↓↓↓

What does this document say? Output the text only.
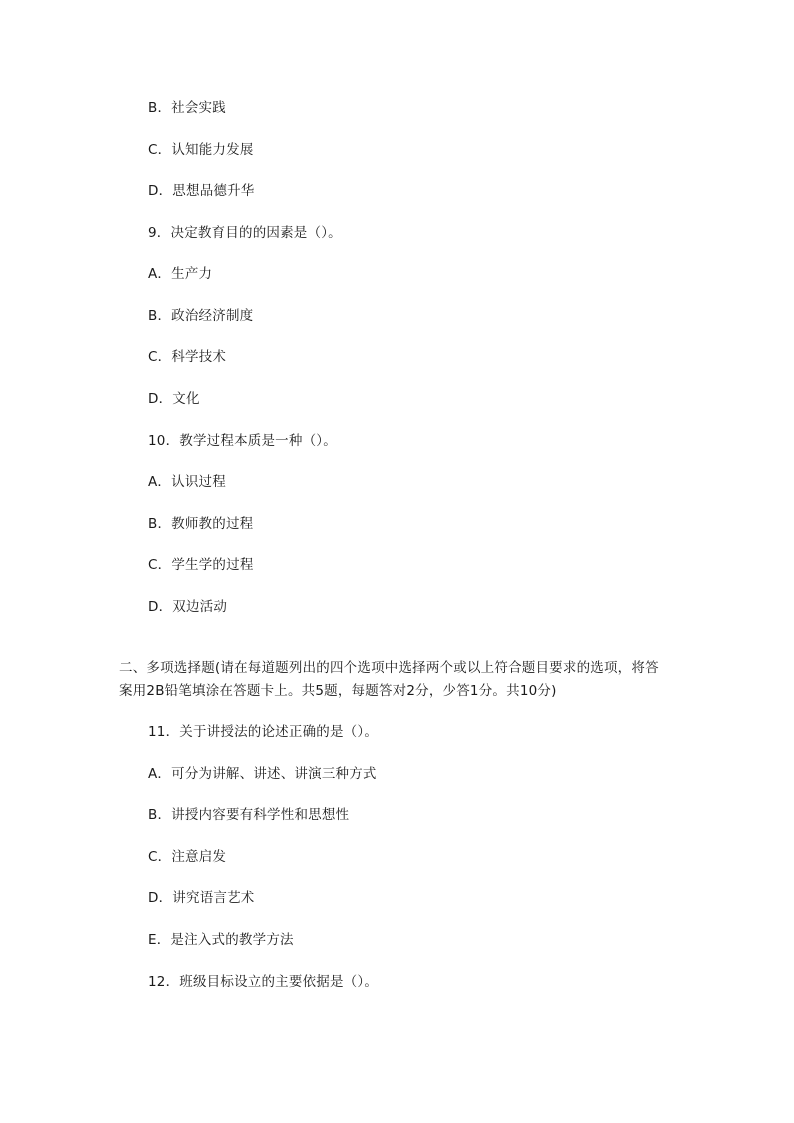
B．社会实践
C．认知能力发展
D．思想品德升华
9．决定教育目的的因素是（）。
A．生产力
B．政治经济制度
C．科学技术
D．文化
10．教学过程本质是一种（）。
A．认识过程
B．教师教的过程
C．学生学的过程
D．双边活动
二、多项选择题(请在每道题列出的四个选项中选择两个或以上符合题目要求的选项，将答
案用2B铅笔填涂在答题卡上。共5题，每题答对2分，少答1分。共10分)
11．关于讲授法的论述正确的是（）。
A．可分为讲解、讲述、讲演三种方式
B．讲授内容要有科学性和思想性
C．注意启发
D．讲究语言艺术
E．是注入式的教学方法
12．班级目标设立的主要依据是（）。
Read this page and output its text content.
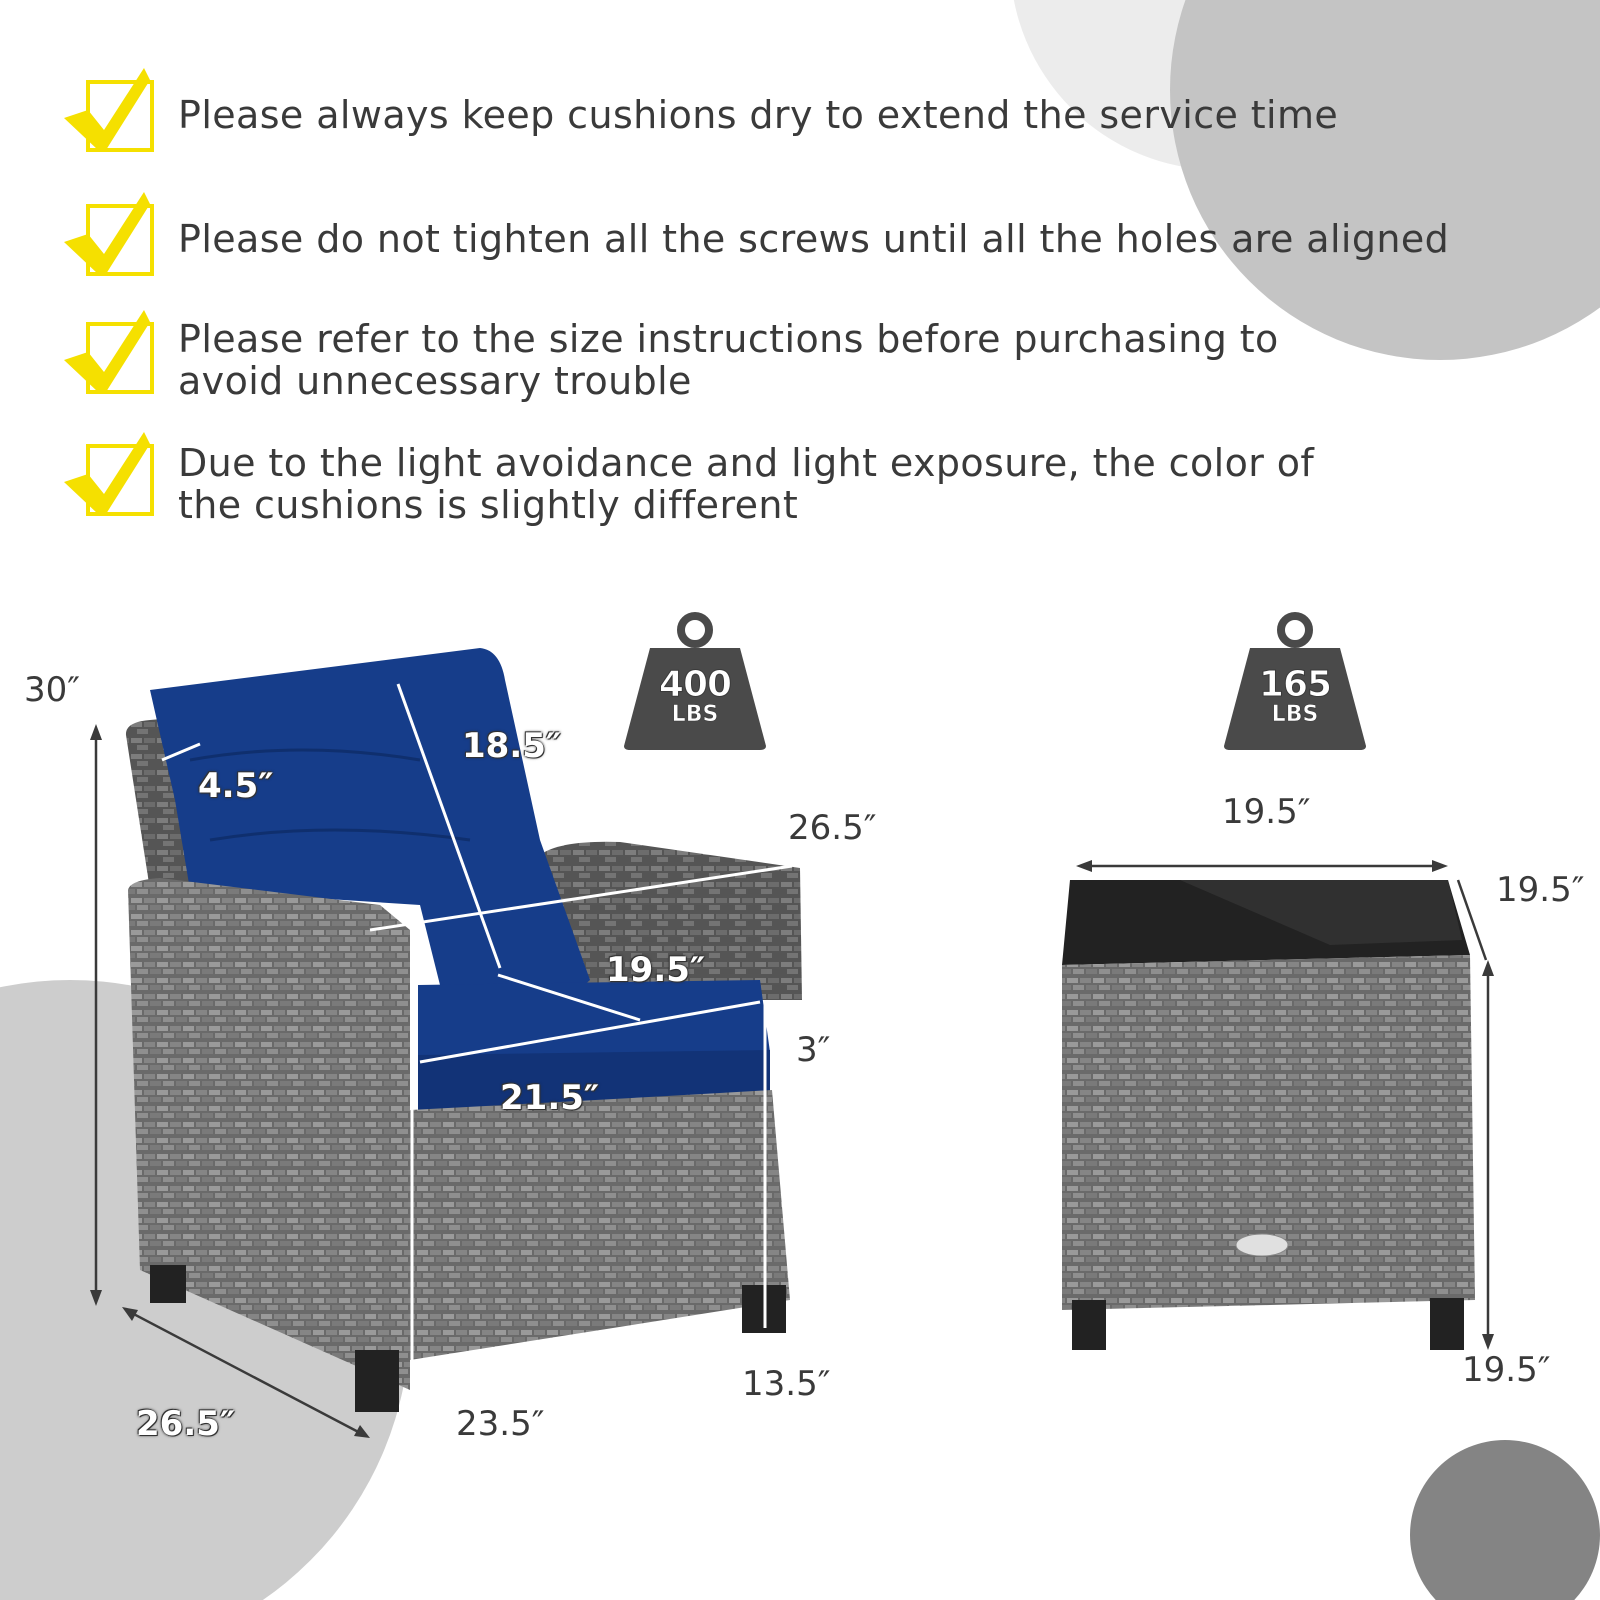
Please always keep cushions dry to extend the service time

Please do not tighten all the screws until all the holes are aligned

Please refer to the size instructions before purchasing to

avoid unnecessary trouble

Due to the light avoidance and light exposure, the color of

the cushions is slightly different

400
LBS

30″

4.5″

18.5″

26.5″

19.5″

3″

21.5″

13.5″

23.5″

26.5″

165
LBS

19.5″

19.5″

19.5″
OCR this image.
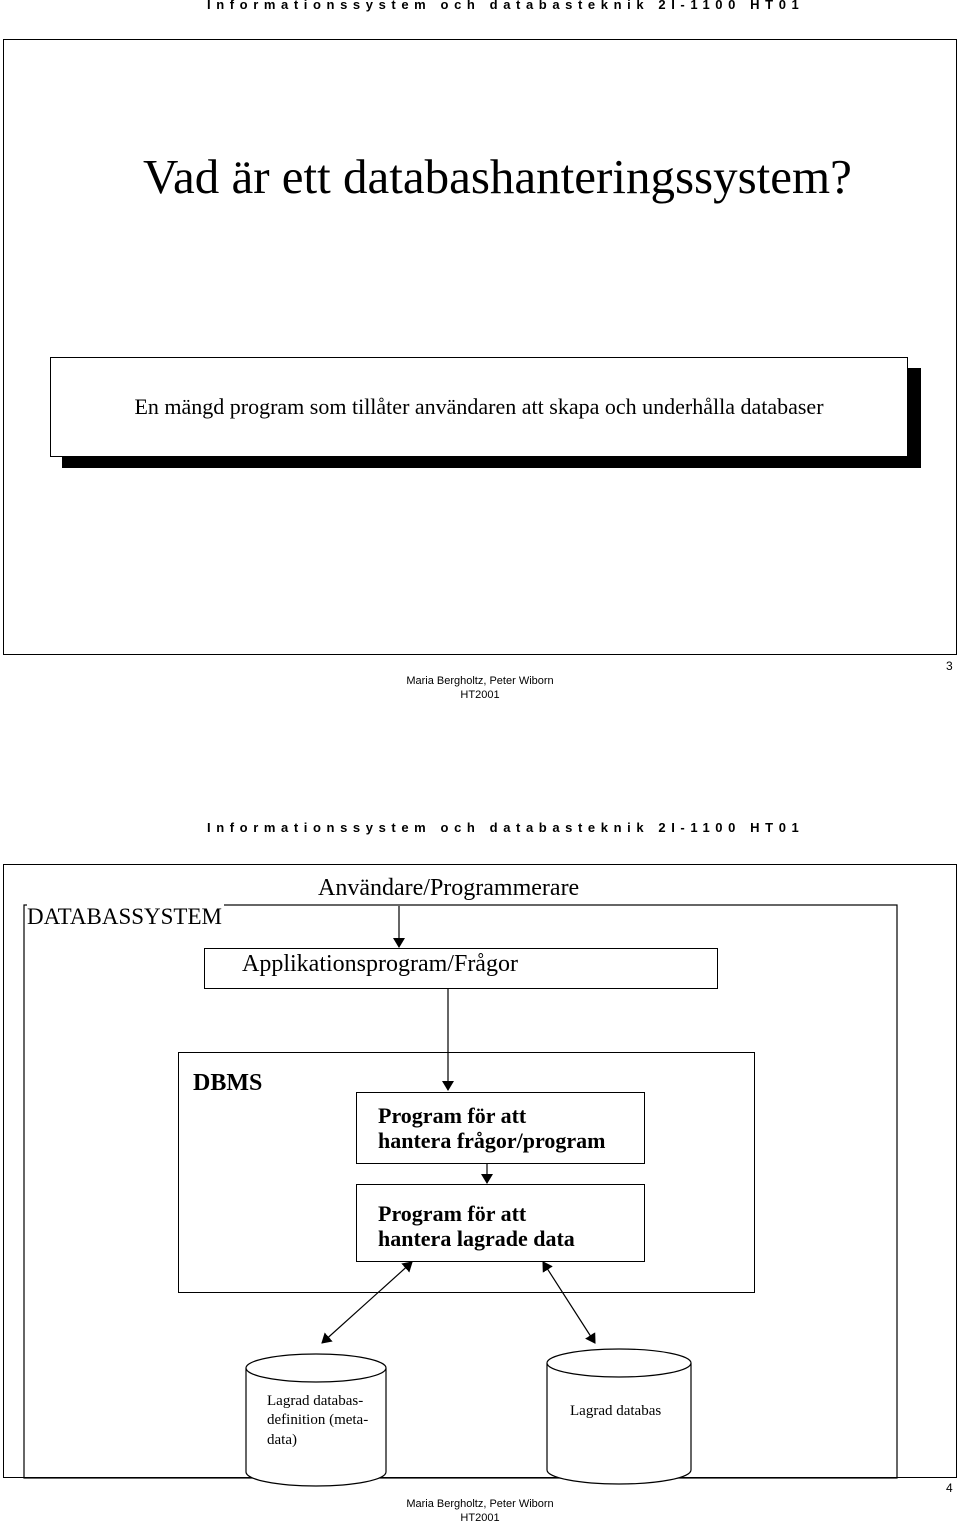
Informationssystem och databasteknik 2I-1100 HT01
Vad är ett databashanteringssystem?
En mängd program som tillåter användaren att skapa och underhålla databaser
Maria Bergholtz, Peter Wiborn
HT2001
3
Informationssystem och databasteknik 2I-1100 HT01
DATABASSYSTEM
Användare/Programmerare
Applikationsprogram/Frågor
DBMS
Program för att
hantera frågor/program
Program för att
hantera lagrade data
Lagrad databas-
definition (meta-
data)
Lagrad databas
Maria Bergholtz, Peter Wiborn
HT2001
4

↑↑↑

* YOUR INSTRUCTIONS *
Omit the pictures and please write out exactly the lines between the one containing "Read this page and output its text content." and the last line of the entries, both included.

* OUTPUT FOR THIS EXERCISE *
Read this page and output its text content.
Please always keep cushions dry to extend the service time

Please do not tighten all the screws until all the holes are aligned

Please refer to the size instructions before purchasing to

avoid unnecessary trouble

Due to the light avoidance and light exposure, the color of

the cushions is slightly different

400
LBS

30″

4.5″

18.5″

26.5″

19.5″

3″

21.5″

13.5″

23.5″

26.5″

165
LBS

19.5″

19.5″

19.5″
OCR this image.
Informationssystem och databasteknik 2I-1100 HT01
Vad är ett databashanteringssystem?
En mängd program som tillåter användaren att skapa och underhålla databaser
Maria Bergholtz, Peter Wiborn
HT2001
3
Informationssystem och databasteknik 2I-1100 HT01
DATABASSYSTEM
Användare/Programmerare
Applikationsprogram/Frågor
DBMS
Program för att
hantera frågor/program
Program för att
hantera lagrade data
Lagrad databas-
definition (meta-
data)
Lagrad databas
Maria Bergholtz, Peter Wiborn
HT2001
4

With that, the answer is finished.